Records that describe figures
________________

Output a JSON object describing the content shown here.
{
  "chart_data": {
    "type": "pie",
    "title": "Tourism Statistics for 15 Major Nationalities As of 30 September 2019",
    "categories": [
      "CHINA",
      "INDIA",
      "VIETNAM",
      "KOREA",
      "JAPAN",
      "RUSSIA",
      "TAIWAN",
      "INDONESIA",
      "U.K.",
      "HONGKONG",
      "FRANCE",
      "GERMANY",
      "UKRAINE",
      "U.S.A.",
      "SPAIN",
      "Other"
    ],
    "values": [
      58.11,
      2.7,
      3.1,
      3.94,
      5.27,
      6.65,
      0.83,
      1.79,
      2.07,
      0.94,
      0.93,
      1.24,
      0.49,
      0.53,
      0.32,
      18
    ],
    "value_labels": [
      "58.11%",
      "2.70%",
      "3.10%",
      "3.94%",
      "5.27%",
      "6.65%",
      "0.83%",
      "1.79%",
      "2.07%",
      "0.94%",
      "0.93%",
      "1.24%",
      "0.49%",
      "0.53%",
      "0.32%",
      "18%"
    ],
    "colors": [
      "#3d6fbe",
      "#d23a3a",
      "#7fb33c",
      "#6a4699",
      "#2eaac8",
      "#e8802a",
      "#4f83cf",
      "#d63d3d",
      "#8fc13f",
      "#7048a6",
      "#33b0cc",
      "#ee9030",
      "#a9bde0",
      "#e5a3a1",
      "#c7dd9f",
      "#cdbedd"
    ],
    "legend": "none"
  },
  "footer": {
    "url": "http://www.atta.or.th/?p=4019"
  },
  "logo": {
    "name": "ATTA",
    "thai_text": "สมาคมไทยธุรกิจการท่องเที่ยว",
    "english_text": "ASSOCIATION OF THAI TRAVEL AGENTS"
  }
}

________________

What to produce
Return the listing above in full, character for character.

Result of this exercise
Output a JSON object describing the content shown here.
{
  "chart_data": {
    "type": "pie",
    "title": "Tourism Statistics for 15 Major Nationalities As of 30 September 2019",
    "categories": [
      "CHINA",
      "INDIA",
      "VIETNAM",
      "KOREA",
      "JAPAN",
      "RUSSIA",
      "TAIWAN",
      "INDONESIA",
      "U.K.",
      "HONGKONG",
      "FRANCE",
      "GERMANY",
      "UKRAINE",
      "U.S.A.",
      "SPAIN",
      "Other"
    ],
    "values": [
      58.11,
      2.7,
      3.1,
      3.94,
      5.27,
      6.65,
      0.83,
      1.79,
      2.07,
      0.94,
      0.93,
      1.24,
      0.49,
      0.53,
      0.32,
      18
    ],
    "value_labels": [
      "58.11%",
      "2.70%",
      "3.10%",
      "3.94%",
      "5.27%",
      "6.65%",
      "0.83%",
      "1.79%",
      "2.07%",
      "0.94%",
      "0.93%",
      "1.24%",
      "0.49%",
      "0.53%",
      "0.32%",
      "18%"
    ],
    "colors": [
      "#3d6fbe",
      "#d23a3a",
      "#7fb33c",
      "#6a4699",
      "#2eaac8",
      "#e8802a",
      "#4f83cf",
      "#d63d3d",
      "#8fc13f",
      "#7048a6",
      "#33b0cc",
      "#ee9030",
      "#a9bde0",
      "#e5a3a1",
      "#c7dd9f",
      "#cdbedd"
    ],
    "legend": "none"
  },
  "footer": {
    "url": "http://www.atta.or.th/?p=4019"
  },
  "logo": {
    "name": "ATTA",
    "thai_text": "สมาคมไทยธุรกิจการท่องเที่ยว",
    "english_text": "ASSOCIATION OF THAI TRAVEL AGENTS"
  }
}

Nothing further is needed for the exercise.